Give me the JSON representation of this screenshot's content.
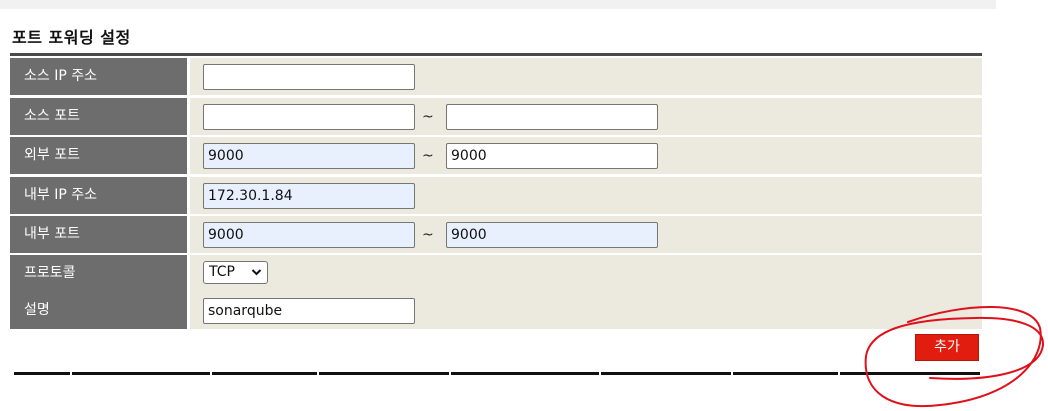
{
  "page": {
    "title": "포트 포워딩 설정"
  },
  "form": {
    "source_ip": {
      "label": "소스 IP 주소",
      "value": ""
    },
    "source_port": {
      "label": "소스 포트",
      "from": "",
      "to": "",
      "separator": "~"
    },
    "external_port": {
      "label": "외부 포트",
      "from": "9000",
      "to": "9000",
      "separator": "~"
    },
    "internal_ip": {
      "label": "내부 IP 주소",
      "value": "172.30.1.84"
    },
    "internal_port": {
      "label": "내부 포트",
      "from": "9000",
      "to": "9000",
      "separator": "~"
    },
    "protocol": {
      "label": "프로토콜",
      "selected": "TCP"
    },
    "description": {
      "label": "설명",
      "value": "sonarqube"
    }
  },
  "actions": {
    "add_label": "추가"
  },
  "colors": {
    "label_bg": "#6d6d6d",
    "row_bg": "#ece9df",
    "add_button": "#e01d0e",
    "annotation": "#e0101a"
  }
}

********************

▸ **Task requirements**
Reproduce the material word for word, minus the images.

▸ **The completed task**
Give me the JSON representation of this screenshot's content.
{
  "page": {
    "title": "포트 포워딩 설정"
  },
  "form": {
    "source_ip": {
      "label": "소스 IP 주소",
      "value": ""
    },
    "source_port": {
      "label": "소스 포트",
      "from": "",
      "to": "",
      "separator": "~"
    },
    "external_port": {
      "label": "외부 포트",
      "from": "9000",
      "to": "9000",
      "separator": "~"
    },
    "internal_ip": {
      "label": "내부 IP 주소",
      "value": "172.30.1.84"
    },
    "internal_port": {
      "label": "내부 포트",
      "from": "9000",
      "to": "9000",
      "separator": "~"
    },
    "protocol": {
      "label": "프로토콜",
      "selected": "TCP"
    },
    "description": {
      "label": "설명",
      "value": "sonarqube"
    }
  },
  "actions": {
    "add_label": "추가"
  },
  "colors": {
    "label_bg": "#6d6d6d",
    "row_bg": "#ece9df",
    "add_button": "#e01d0e",
    "annotation": "#e0101a"
  }
}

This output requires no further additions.